* **MATERIAL SUPPLIED**

# # #

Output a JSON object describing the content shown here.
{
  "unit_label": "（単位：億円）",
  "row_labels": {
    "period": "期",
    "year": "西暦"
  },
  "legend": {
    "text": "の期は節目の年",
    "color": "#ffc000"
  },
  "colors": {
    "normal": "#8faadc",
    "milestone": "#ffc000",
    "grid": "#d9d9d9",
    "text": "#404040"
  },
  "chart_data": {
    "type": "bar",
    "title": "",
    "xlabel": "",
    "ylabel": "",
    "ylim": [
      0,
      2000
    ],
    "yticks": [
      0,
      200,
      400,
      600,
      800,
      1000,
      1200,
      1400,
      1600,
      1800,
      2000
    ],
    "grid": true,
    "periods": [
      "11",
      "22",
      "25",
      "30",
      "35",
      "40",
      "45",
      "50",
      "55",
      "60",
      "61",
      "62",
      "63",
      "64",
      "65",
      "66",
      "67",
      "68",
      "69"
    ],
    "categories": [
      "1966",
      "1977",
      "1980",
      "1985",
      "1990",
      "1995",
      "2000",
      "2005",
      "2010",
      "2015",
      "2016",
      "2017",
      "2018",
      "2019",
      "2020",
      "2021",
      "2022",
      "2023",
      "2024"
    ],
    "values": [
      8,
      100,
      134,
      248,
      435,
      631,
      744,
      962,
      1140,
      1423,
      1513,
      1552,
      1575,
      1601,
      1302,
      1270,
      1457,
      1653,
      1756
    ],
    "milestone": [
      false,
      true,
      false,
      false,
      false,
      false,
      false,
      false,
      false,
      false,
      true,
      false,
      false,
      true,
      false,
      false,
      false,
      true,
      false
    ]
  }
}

# # #

* **WORK REQUIRED**
In full and verbatim, repeat the records given above.

* **RESULT**
Output a JSON object describing the content shown here.
{
  "unit_label": "（単位：億円）",
  "row_labels": {
    "period": "期",
    "year": "西暦"
  },
  "legend": {
    "text": "の期は節目の年",
    "color": "#ffc000"
  },
  "colors": {
    "normal": "#8faadc",
    "milestone": "#ffc000",
    "grid": "#d9d9d9",
    "text": "#404040"
  },
  "chart_data": {
    "type": "bar",
    "title": "",
    "xlabel": "",
    "ylabel": "",
    "ylim": [
      0,
      2000
    ],
    "yticks": [
      0,
      200,
      400,
      600,
      800,
      1000,
      1200,
      1400,
      1600,
      1800,
      2000
    ],
    "grid": true,
    "periods": [
      "11",
      "22",
      "25",
      "30",
      "35",
      "40",
      "45",
      "50",
      "55",
      "60",
      "61",
      "62",
      "63",
      "64",
      "65",
      "66",
      "67",
      "68",
      "69"
    ],
    "categories": [
      "1966",
      "1977",
      "1980",
      "1985",
      "1990",
      "1995",
      "2000",
      "2005",
      "2010",
      "2015",
      "2016",
      "2017",
      "2018",
      "2019",
      "2020",
      "2021",
      "2022",
      "2023",
      "2024"
    ],
    "values": [
      8,
      100,
      134,
      248,
      435,
      631,
      744,
      962,
      1140,
      1423,
      1513,
      1552,
      1575,
      1601,
      1302,
      1270,
      1457,
      1653,
      1756
    ],
    "milestone": [
      false,
      true,
      false,
      false,
      false,
      false,
      false,
      false,
      false,
      false,
      true,
      false,
      false,
      true,
      false,
      false,
      false,
      true,
      false
    ]
  }
}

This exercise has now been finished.